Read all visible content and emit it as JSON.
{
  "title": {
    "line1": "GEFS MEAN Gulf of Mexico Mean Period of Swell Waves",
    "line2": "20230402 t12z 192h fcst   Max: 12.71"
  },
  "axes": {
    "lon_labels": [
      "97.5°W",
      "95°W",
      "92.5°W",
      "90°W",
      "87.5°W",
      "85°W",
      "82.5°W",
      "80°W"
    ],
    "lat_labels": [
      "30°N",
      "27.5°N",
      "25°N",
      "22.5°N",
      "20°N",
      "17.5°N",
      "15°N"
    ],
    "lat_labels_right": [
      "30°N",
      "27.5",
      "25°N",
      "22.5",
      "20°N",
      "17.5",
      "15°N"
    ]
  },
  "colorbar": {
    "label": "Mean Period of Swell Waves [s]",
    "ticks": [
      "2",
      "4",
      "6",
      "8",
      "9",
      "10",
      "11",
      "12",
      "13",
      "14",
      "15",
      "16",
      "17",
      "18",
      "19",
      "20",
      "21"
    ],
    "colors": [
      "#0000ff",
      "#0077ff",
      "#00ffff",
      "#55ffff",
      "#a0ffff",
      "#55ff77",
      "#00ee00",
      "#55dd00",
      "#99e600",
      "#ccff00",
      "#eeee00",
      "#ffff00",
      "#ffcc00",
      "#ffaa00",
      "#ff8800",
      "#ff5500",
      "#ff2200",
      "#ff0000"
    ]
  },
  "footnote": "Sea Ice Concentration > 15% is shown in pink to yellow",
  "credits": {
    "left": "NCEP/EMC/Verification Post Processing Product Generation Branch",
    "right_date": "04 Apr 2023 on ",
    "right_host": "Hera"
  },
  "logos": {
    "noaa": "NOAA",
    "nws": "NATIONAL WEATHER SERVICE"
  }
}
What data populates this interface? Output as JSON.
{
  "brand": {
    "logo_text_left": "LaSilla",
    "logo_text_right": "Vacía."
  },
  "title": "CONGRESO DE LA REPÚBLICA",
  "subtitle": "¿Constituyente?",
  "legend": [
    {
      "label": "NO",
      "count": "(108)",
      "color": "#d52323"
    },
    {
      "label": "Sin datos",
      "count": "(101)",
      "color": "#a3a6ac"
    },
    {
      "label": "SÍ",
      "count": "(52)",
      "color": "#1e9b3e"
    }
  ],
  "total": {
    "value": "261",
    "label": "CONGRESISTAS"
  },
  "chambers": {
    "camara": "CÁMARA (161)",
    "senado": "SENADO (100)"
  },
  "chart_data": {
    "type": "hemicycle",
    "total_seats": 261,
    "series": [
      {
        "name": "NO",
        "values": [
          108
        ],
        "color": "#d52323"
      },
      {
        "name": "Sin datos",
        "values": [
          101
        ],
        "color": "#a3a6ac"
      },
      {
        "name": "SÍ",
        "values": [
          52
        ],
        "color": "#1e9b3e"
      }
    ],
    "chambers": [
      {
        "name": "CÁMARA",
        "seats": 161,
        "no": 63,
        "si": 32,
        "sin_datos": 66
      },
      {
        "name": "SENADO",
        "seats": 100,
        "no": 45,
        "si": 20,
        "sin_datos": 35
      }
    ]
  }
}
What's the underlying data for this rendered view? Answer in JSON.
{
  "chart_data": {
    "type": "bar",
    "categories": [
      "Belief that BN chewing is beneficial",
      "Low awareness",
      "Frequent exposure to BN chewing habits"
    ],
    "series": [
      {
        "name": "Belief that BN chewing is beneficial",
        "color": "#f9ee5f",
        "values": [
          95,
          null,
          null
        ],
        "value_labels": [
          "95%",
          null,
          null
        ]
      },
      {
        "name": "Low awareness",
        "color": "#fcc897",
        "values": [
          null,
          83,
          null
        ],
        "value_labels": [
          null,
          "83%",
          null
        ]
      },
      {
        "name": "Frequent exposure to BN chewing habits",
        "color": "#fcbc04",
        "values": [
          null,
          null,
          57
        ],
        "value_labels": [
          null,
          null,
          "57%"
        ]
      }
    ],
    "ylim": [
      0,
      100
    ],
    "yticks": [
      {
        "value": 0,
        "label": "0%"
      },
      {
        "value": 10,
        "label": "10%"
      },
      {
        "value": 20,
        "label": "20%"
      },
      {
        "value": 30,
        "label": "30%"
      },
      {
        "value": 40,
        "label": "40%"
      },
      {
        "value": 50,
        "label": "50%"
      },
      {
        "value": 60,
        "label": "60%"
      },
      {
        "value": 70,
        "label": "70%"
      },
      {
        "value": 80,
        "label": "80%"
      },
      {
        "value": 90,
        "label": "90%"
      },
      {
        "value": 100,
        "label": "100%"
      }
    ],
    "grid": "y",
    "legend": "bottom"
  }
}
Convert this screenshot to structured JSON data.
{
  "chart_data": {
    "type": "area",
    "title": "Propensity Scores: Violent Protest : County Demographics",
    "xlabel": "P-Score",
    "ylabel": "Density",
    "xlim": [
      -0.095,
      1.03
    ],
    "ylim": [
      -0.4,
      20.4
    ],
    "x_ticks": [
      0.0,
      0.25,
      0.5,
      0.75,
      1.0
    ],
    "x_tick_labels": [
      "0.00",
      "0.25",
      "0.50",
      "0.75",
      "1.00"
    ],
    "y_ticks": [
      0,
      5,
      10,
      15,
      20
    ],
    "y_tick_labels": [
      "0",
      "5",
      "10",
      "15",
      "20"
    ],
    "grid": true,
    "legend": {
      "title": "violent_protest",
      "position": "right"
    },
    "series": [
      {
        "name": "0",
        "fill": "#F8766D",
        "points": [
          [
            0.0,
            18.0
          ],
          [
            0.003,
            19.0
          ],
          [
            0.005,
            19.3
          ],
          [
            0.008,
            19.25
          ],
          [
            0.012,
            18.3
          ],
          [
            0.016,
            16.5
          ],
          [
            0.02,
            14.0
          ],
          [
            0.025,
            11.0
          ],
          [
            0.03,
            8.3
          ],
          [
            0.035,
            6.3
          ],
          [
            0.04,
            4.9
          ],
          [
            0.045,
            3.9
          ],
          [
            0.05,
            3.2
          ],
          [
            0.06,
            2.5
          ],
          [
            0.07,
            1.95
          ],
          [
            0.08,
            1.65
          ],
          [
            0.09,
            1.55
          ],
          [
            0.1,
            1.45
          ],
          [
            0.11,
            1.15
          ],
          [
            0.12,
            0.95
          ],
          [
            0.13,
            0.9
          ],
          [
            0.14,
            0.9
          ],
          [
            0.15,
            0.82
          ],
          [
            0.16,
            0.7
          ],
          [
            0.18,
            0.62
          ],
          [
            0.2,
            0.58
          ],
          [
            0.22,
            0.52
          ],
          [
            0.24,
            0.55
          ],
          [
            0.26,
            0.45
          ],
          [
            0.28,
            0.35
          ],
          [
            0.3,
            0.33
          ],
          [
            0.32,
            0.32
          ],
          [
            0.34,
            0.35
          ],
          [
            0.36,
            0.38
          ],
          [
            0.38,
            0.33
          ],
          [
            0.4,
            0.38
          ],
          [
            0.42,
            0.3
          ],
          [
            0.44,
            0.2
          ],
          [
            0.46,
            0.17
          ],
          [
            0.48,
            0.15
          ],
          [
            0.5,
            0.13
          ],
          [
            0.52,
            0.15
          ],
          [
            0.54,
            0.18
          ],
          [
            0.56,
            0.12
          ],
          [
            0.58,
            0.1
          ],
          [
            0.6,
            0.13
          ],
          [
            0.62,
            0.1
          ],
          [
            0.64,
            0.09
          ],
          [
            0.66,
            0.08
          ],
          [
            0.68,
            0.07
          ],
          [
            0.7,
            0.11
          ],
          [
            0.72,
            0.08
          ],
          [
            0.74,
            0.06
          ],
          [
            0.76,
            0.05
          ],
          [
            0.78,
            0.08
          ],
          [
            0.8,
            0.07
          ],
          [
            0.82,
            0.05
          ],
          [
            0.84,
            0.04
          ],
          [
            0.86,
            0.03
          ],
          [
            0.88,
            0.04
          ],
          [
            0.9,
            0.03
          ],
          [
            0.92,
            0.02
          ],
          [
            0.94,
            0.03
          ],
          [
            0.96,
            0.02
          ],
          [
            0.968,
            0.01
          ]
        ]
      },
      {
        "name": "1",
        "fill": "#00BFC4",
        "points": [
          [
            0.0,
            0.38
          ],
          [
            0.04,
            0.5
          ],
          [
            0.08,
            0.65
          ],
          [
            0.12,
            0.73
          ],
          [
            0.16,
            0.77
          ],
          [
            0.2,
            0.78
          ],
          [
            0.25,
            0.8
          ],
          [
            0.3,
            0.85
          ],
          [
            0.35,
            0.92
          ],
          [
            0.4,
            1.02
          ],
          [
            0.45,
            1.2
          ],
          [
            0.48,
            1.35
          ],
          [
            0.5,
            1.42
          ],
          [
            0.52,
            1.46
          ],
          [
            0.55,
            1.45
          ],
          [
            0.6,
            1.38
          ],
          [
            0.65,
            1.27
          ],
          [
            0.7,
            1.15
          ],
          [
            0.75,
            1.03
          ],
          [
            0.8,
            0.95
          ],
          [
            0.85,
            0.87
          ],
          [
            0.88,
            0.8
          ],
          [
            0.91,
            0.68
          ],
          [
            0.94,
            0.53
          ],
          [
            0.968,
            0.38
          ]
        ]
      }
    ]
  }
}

■ **The exercise**
Pick out the lines containing the string "Swell".

■ **Output for this exercise**
    "line1": "GEFS MEAN Gulf of Mexico Mean Period of Swell Waves",
    "label": "Mean Period of Swell Waves [s]",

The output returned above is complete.